[BEGIN]

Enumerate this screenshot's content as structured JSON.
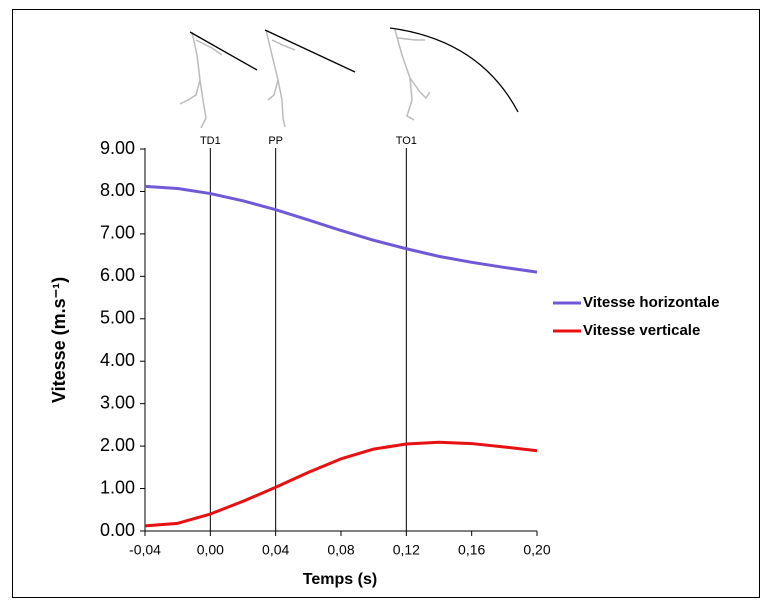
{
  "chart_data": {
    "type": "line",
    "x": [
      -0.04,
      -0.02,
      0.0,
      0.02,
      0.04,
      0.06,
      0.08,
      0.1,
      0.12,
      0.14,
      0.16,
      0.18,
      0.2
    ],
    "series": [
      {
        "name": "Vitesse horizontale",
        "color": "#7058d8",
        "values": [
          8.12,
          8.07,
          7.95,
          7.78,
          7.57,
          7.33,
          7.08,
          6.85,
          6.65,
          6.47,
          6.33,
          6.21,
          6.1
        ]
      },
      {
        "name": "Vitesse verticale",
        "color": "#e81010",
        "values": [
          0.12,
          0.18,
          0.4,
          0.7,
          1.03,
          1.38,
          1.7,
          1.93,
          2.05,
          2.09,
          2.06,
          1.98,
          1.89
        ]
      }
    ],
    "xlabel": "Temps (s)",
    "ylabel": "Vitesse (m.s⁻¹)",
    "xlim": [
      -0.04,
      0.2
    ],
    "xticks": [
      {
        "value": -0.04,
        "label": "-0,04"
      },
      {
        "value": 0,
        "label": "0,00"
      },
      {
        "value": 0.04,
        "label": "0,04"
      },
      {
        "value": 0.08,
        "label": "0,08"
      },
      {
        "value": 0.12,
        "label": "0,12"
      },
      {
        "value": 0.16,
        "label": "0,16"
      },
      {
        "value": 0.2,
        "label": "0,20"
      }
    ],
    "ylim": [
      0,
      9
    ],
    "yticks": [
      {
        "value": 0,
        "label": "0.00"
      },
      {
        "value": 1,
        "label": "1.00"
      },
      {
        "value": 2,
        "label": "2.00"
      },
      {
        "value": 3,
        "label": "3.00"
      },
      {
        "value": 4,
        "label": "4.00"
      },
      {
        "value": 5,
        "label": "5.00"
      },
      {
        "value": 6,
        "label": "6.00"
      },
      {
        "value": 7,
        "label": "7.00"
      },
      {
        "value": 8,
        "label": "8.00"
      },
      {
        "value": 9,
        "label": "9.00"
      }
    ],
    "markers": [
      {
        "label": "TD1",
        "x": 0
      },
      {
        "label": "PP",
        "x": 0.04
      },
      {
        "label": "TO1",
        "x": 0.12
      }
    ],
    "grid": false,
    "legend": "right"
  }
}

[END]
[BEGIN]

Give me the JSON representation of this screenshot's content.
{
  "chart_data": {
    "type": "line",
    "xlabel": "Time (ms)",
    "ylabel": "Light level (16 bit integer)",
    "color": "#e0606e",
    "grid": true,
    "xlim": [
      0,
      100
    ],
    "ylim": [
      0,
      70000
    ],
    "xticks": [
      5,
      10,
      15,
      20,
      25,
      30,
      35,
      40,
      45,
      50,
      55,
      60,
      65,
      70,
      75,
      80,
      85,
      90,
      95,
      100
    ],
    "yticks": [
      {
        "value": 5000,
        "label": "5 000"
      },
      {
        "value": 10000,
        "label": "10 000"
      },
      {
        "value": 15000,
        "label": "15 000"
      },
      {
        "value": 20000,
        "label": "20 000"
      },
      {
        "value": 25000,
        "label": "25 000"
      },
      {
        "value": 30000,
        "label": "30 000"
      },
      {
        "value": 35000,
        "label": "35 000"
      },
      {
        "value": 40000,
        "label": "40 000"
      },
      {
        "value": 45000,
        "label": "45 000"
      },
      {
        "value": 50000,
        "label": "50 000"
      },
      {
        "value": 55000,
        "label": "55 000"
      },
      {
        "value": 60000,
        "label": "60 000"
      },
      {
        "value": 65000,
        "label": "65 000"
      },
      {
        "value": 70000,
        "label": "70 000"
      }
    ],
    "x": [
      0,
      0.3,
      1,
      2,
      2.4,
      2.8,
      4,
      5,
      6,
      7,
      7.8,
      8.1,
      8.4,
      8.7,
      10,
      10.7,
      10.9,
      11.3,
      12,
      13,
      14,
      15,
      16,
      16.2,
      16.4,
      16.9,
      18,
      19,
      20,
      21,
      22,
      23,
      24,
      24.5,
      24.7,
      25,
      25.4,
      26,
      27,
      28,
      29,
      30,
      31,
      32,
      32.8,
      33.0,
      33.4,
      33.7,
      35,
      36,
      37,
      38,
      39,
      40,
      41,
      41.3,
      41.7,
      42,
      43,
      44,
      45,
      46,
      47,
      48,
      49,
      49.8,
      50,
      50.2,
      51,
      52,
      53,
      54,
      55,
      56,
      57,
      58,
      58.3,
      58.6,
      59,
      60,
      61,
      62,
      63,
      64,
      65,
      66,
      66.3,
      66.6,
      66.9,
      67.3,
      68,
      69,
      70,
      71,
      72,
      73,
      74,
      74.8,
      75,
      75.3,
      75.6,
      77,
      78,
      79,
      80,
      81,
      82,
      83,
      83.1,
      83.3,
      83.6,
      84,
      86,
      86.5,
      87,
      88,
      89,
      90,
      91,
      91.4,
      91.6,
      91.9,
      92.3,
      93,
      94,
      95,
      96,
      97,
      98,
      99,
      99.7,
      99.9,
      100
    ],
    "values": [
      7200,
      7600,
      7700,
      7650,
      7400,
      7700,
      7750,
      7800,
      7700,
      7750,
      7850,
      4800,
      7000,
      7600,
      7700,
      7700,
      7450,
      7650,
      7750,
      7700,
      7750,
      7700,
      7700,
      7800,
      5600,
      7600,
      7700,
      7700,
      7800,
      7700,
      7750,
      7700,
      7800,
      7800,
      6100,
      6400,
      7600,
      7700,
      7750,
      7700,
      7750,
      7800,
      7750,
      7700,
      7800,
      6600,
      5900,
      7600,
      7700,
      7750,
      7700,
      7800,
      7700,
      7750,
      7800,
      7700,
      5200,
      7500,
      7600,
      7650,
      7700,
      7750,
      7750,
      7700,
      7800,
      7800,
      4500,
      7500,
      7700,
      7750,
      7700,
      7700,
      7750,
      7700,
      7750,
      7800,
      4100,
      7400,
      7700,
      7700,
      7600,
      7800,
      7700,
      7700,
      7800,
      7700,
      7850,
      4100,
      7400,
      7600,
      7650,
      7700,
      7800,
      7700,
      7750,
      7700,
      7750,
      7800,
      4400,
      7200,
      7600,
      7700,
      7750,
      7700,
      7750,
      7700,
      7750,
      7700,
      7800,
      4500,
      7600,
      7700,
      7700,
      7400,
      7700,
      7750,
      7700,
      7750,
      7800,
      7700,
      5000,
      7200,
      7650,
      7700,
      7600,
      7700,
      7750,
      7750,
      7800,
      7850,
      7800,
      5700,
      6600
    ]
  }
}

[END]
[BEGIN]

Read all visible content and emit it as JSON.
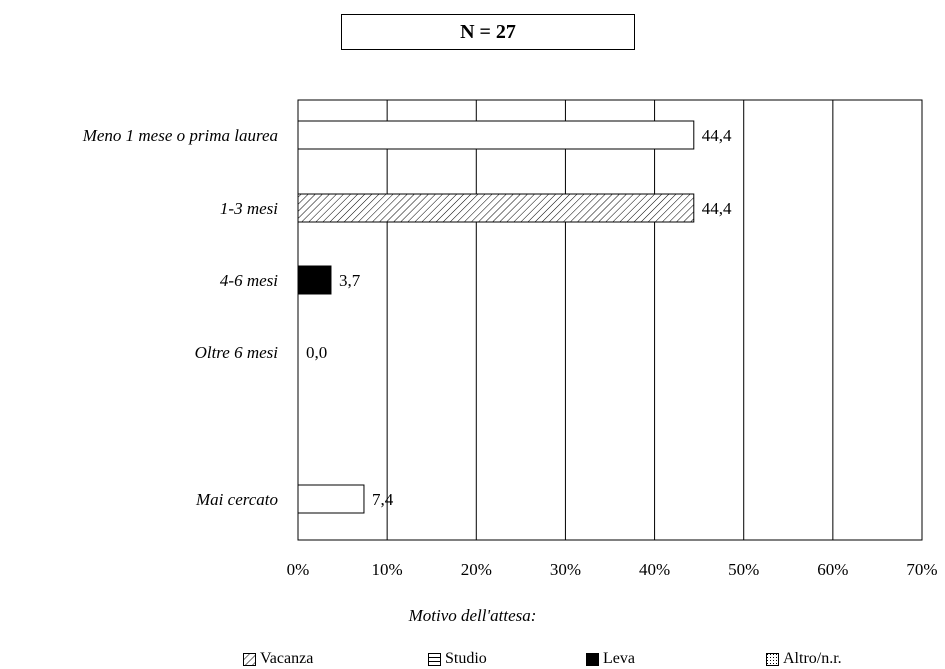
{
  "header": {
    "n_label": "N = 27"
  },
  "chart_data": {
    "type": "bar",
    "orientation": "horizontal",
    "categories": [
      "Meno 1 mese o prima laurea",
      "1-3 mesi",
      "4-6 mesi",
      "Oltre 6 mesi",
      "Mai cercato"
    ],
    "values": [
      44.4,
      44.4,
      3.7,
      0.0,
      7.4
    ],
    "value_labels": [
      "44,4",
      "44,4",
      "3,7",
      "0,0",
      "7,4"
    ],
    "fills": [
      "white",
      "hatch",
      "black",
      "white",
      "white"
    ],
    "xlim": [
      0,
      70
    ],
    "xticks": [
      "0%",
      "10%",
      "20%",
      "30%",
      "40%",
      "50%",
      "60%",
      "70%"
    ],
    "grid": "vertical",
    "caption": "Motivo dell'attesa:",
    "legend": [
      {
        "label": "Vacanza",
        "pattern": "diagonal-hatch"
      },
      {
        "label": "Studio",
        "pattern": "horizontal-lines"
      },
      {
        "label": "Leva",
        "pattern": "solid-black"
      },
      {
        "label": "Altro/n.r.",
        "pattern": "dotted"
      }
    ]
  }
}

[END]

• _WRITTEN EXERCISE_: Of the lines in the entries, how many include the word "pattern"? State only the number.

• _COMPLETE OUTPUT_: 4